DATASET EXCERPTS
────────────────

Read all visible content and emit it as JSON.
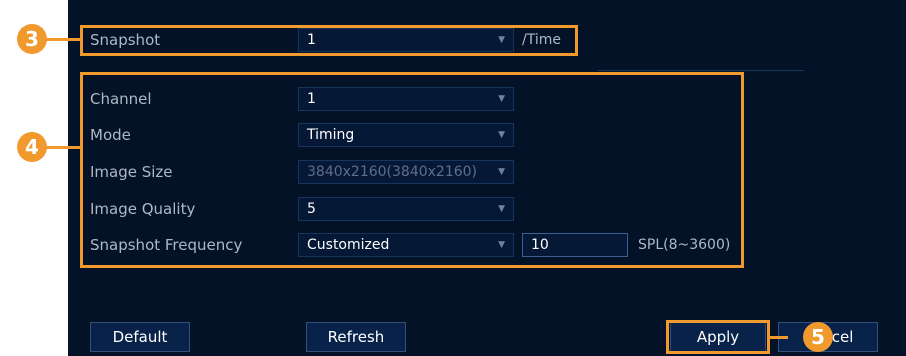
{
  "snapshot": {
    "label": "Snapshot",
    "value": "1",
    "unit": "/Time"
  },
  "fields": {
    "channel": {
      "label": "Channel",
      "value": "1"
    },
    "mode": {
      "label": "Mode",
      "value": "Timing"
    },
    "image_size": {
      "label": "Image Size",
      "value": "3840x2160(3840x2160)"
    },
    "image_quality": {
      "label": "Image Quality",
      "value": "5"
    },
    "snapshot_frequency": {
      "label": "Snapshot Frequency",
      "value": "Customized",
      "input_value": "10",
      "range": "SPL(8~3600)"
    }
  },
  "buttons": {
    "default": "Default",
    "refresh": "Refresh",
    "apply": "Apply",
    "cancel": "Cancel"
  },
  "callouts": {
    "c3": "3",
    "c4": "4",
    "c5": "5"
  },
  "colors": {
    "accent": "#f0992d",
    "panel_bg": "#041228",
    "text_muted": "#aeb8c6"
  }
}
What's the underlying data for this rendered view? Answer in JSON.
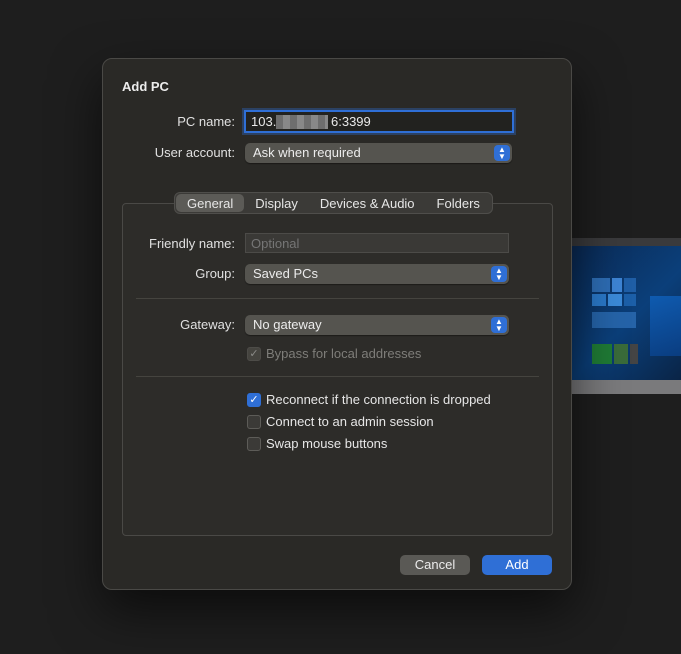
{
  "dialog": {
    "title": "Add PC"
  },
  "pc_name": {
    "label": "PC name:",
    "value_prefix": "103.",
    "value_suffix": "6:3399"
  },
  "user_account": {
    "label": "User account:",
    "value": "Ask when required"
  },
  "tabs": [
    "General",
    "Display",
    "Devices & Audio",
    "Folders"
  ],
  "general": {
    "friendly_name": {
      "label": "Friendly name:",
      "placeholder": "Optional"
    },
    "group": {
      "label": "Group:",
      "value": "Saved PCs"
    },
    "gateway": {
      "label": "Gateway:",
      "value": "No gateway"
    },
    "bypass": {
      "label": "Bypass for local addresses",
      "checked": true,
      "disabled": true
    },
    "options": [
      {
        "label": "Reconnect if the connection is dropped",
        "checked": true
      },
      {
        "label": "Connect to an admin session",
        "checked": false
      },
      {
        "label": "Swap mouse buttons",
        "checked": false
      }
    ]
  },
  "buttons": {
    "cancel": "Cancel",
    "add": "Add"
  },
  "colors": {
    "accent": "#2f6fd6",
    "dialog_bg": "#2a2926",
    "page_bg": "#1e1e1e"
  }
}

────────────────

WHAT YOU SHOULD DO
Copy and report every line where the word "true" is present.

EXERCISE ANSWER
      "checked": true,
      "disabled": true
        "checked": true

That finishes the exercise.